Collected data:
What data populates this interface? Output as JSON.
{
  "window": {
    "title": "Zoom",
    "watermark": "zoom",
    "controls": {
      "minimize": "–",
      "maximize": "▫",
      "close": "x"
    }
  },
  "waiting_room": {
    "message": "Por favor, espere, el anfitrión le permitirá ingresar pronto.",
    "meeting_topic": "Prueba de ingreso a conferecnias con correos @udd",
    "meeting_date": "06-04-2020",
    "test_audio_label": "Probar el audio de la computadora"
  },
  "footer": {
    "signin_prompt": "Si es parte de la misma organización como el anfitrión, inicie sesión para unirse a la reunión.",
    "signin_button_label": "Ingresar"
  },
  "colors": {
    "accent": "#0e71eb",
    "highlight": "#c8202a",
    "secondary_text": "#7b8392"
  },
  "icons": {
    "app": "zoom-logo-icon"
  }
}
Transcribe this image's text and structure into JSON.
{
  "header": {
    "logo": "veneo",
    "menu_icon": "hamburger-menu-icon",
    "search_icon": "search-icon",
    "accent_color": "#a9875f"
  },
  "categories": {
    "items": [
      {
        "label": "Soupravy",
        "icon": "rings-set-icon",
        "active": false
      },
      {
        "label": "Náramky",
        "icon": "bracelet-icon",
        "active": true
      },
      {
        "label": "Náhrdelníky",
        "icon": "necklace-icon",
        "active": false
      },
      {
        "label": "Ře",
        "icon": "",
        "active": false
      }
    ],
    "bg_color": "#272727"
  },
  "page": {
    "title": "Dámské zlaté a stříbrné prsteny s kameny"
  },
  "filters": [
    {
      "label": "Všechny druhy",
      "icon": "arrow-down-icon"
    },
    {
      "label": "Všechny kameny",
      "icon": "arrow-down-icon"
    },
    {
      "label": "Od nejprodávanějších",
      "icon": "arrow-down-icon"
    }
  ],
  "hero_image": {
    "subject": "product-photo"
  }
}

Exercise objective
Isolate the lines that hold the word "this" and copy all of them.

Completed exercise
What data populates this interface? Output as JSON.
Transcribe this image's text and structure into JSON.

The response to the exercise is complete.